Task statement: Write the material out again exactly as it stands.

Records for this task:
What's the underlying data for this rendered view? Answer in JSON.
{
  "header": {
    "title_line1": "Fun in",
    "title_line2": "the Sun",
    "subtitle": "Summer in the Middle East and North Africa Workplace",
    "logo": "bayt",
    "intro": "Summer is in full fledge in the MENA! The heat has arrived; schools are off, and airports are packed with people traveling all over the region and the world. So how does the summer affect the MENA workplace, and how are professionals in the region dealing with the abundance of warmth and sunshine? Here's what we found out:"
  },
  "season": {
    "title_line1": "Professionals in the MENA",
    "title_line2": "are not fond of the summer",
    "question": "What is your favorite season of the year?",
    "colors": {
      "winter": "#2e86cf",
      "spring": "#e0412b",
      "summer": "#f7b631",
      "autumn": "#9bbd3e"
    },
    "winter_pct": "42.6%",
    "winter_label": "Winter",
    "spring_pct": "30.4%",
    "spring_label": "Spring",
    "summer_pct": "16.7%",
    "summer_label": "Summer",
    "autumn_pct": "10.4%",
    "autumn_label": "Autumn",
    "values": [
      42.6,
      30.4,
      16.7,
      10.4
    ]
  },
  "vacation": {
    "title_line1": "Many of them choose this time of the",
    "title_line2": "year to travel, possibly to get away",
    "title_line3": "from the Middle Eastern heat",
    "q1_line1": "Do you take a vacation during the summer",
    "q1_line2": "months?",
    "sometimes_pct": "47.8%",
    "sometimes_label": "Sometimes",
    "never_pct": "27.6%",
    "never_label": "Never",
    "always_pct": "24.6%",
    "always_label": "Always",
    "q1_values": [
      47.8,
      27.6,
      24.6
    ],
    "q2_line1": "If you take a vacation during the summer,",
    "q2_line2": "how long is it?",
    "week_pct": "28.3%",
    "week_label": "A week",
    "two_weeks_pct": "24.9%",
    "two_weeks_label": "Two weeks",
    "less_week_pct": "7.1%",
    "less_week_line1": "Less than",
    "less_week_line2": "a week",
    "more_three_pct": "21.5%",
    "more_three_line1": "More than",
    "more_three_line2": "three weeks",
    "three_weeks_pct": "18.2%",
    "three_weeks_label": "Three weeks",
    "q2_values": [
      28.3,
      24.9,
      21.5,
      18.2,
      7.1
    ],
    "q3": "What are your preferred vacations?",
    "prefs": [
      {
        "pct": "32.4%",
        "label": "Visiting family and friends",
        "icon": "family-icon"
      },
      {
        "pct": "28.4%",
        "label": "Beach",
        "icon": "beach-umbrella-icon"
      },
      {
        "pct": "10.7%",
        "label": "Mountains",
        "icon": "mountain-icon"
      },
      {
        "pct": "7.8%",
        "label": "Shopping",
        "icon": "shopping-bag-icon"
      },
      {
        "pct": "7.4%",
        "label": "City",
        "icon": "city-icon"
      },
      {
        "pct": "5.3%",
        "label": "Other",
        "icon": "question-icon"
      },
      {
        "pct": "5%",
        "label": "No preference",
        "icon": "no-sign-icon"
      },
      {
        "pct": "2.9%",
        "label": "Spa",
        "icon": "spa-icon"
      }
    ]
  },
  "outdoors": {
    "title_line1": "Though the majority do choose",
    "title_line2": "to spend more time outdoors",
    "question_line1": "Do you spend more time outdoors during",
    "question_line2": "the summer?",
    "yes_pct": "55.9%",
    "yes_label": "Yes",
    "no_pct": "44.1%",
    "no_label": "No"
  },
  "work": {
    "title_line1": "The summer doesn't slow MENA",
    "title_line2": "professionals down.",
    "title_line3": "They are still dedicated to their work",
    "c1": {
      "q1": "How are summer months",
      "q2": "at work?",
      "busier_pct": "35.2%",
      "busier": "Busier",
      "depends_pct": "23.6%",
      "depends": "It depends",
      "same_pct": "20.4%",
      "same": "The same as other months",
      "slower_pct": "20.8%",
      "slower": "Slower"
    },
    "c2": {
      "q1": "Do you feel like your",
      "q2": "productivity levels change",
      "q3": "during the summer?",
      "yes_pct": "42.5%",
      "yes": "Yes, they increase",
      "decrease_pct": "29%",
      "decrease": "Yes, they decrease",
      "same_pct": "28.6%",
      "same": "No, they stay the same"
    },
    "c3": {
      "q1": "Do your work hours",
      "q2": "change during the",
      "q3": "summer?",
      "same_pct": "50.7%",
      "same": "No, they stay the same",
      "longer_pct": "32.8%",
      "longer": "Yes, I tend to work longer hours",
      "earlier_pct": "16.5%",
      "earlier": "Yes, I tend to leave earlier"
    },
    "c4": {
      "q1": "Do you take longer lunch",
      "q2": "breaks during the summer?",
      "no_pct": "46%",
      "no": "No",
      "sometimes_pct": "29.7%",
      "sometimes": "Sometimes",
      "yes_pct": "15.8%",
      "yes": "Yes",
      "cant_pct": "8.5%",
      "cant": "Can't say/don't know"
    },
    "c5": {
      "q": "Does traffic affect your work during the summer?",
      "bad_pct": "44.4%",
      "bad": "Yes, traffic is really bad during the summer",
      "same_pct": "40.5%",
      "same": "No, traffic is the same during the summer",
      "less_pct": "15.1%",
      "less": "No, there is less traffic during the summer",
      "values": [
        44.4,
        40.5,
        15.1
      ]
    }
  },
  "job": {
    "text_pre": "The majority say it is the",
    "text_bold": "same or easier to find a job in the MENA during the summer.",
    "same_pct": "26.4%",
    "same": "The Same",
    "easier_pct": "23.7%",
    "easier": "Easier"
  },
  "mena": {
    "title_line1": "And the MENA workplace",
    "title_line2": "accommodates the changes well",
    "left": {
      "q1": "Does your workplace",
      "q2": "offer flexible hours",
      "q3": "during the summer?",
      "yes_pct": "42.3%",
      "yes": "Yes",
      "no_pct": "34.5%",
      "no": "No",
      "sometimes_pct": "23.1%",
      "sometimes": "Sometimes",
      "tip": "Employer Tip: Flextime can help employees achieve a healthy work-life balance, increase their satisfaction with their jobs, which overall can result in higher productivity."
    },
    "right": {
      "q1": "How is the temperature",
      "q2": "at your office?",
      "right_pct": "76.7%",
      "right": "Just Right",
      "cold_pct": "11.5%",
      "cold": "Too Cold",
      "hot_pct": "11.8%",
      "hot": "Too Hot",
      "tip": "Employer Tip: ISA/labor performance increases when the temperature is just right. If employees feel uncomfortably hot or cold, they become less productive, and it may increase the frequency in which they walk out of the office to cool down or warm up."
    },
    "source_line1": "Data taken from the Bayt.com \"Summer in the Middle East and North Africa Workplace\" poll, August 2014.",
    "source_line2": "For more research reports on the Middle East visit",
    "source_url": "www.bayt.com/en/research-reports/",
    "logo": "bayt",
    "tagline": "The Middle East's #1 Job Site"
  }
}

Answer in full:
What's the underlying data for this rendered view? Answer in JSON.
{
  "header": {
    "title_line1": "Fun in",
    "title_line2": "the Sun",
    "subtitle": "Summer in the Middle East and North Africa Workplace",
    "logo": "bayt",
    "intro": "Summer is in full fledge in the MENA! The heat has arrived; schools are off, and airports are packed with people traveling all over the region and the world. So how does the summer affect the MENA workplace, and how are professionals in the region dealing with the abundance of warmth and sunshine? Here's what we found out:"
  },
  "season": {
    "title_line1": "Professionals in the MENA",
    "title_line2": "are not fond of the summer",
    "question": "What is your favorite season of the year?",
    "colors": {
      "winter": "#2e86cf",
      "spring": "#e0412b",
      "summer": "#f7b631",
      "autumn": "#9bbd3e"
    },
    "winter_pct": "42.6%",
    "winter_label": "Winter",
    "spring_pct": "30.4%",
    "spring_label": "Spring",
    "summer_pct": "16.7%",
    "summer_label": "Summer",
    "autumn_pct": "10.4%",
    "autumn_label": "Autumn",
    "values": [
      42.6,
      30.4,
      16.7,
      10.4
    ]
  },
  "vacation": {
    "title_line1": "Many of them choose this time of the",
    "title_line2": "year to travel, possibly to get away",
    "title_line3": "from the Middle Eastern heat",
    "q1_line1": "Do you take a vacation during the summer",
    "q1_line2": "months?",
    "sometimes_pct": "47.8%",
    "sometimes_label": "Sometimes",
    "never_pct": "27.6%",
    "never_label": "Never",
    "always_pct": "24.6%",
    "always_label": "Always",
    "q1_values": [
      47.8,
      27.6,
      24.6
    ],
    "q2_line1": "If you take a vacation during the summer,",
    "q2_line2": "how long is it?",
    "week_pct": "28.3%",
    "week_label": "A week",
    "two_weeks_pct": "24.9%",
    "two_weeks_label": "Two weeks",
    "less_week_pct": "7.1%",
    "less_week_line1": "Less than",
    "less_week_line2": "a week",
    "more_three_pct": "21.5%",
    "more_three_line1": "More than",
    "more_three_line2": "three weeks",
    "three_weeks_pct": "18.2%",
    "three_weeks_label": "Three weeks",
    "q2_values": [
      28.3,
      24.9,
      21.5,
      18.2,
      7.1
    ],
    "q3": "What are your preferred vacations?",
    "prefs": [
      {
        "pct": "32.4%",
        "label": "Visiting family and friends",
        "icon": "family-icon"
      },
      {
        "pct": "28.4%",
        "label": "Beach",
        "icon": "beach-umbrella-icon"
      },
      {
        "pct": "10.7%",
        "label": "Mountains",
        "icon": "mountain-icon"
      },
      {
        "pct": "7.8%",
        "label": "Shopping",
        "icon": "shopping-bag-icon"
      },
      {
        "pct": "7.4%",
        "label": "City",
        "icon": "city-icon"
      },
      {
        "pct": "5.3%",
        "label": "Other",
        "icon": "question-icon"
      },
      {
        "pct": "5%",
        "label": "No preference",
        "icon": "no-sign-icon"
      },
      {
        "pct": "2.9%",
        "label": "Spa",
        "icon": "spa-icon"
      }
    ]
  },
  "outdoors": {
    "title_line1": "Though the majority do choose",
    "title_line2": "to spend more time outdoors",
    "question_line1": "Do you spend more time outdoors during",
    "question_line2": "the summer?",
    "yes_pct": "55.9%",
    "yes_label": "Yes",
    "no_pct": "44.1%",
    "no_label": "No"
  },
  "work": {
    "title_line1": "The summer doesn't slow MENA",
    "title_line2": "professionals down.",
    "title_line3": "They are still dedicated to their work",
    "c1": {
      "q1": "How are summer months",
      "q2": "at work?",
      "busier_pct": "35.2%",
      "busier": "Busier",
      "depends_pct": "23.6%",
      "depends": "It depends",
      "same_pct": "20.4%",
      "same": "The same as other months",
      "slower_pct": "20.8%",
      "slower": "Slower"
    },
    "c2": {
      "q1": "Do you feel like your",
      "q2": "productivity levels change",
      "q3": "during the summer?",
      "yes_pct": "42.5%",
      "yes": "Yes, they increase",
      "decrease_pct": "29%",
      "decrease": "Yes, they decrease",
      "same_pct": "28.6%",
      "same": "No, they stay the same"
    },
    "c3": {
      "q1": "Do your work hours",
      "q2": "change during the",
      "q3": "summer?",
      "same_pct": "50.7%",
      "same": "No, they stay the same",
      "longer_pct": "32.8%",
      "longer": "Yes, I tend to work longer hours",
      "earlier_pct": "16.5%",
      "earlier": "Yes, I tend to leave earlier"
    },
    "c4": {
      "q1": "Do you take longer lunch",
      "q2": "breaks during the summer?",
      "no_pct": "46%",
      "no": "No",
      "sometimes_pct": "29.7%",
      "sometimes": "Sometimes",
      "yes_pct": "15.8%",
      "yes": "Yes",
      "cant_pct": "8.5%",
      "cant": "Can't say/don't know"
    },
    "c5": {
      "q": "Does traffic affect your work during the summer?",
      "bad_pct": "44.4%",
      "bad": "Yes, traffic is really bad during the summer",
      "same_pct": "40.5%",
      "same": "No, traffic is the same during the summer",
      "less_pct": "15.1%",
      "less": "No, there is less traffic during the summer",
      "values": [
        44.4,
        40.5,
        15.1
      ]
    }
  },
  "job": {
    "text_pre": "The majority say it is the",
    "text_bold": "same or easier to find a job in the MENA during the summer.",
    "same_pct": "26.4%",
    "same": "The Same",
    "easier_pct": "23.7%",
    "easier": "Easier"
  },
  "mena": {
    "title_line1": "And the MENA workplace",
    "title_line2": "accommodates the changes well",
    "left": {
      "q1": "Does your workplace",
      "q2": "offer flexible hours",
      "q3": "during the summer?",
      "yes_pct": "42.3%",
      "yes": "Yes",
      "no_pct": "34.5%",
      "no": "No",
      "sometimes_pct": "23.1%",
      "sometimes": "Sometimes",
      "tip": "Employer Tip: Flextime can help employees achieve a healthy work-life balance, increase their satisfaction with their jobs, which overall can result in higher productivity."
    },
    "right": {
      "q1": "How is the temperature",
      "q2": "at your office?",
      "right_pct": "76.7%",
      "right": "Just Right",
      "cold_pct": "11.5%",
      "cold": "Too Cold",
      "hot_pct": "11.8%",
      "hot": "Too Hot",
      "tip": "Employer Tip: ISA/labor performance increases when the temperature is just right. If employees feel uncomfortably hot or cold, they become less productive, and it may increase the frequency in which they walk out of the office to cool down or warm up."
    },
    "source_line1": "Data taken from the Bayt.com \"Summer in the Middle East and North Africa Workplace\" poll, August 2014.",
    "source_line2": "For more research reports on the Middle East visit",
    "source_url": "www.bayt.com/en/research-reports/",
    "logo": "bayt",
    "tagline": "The Middle East's #1 Job Site"
  }
}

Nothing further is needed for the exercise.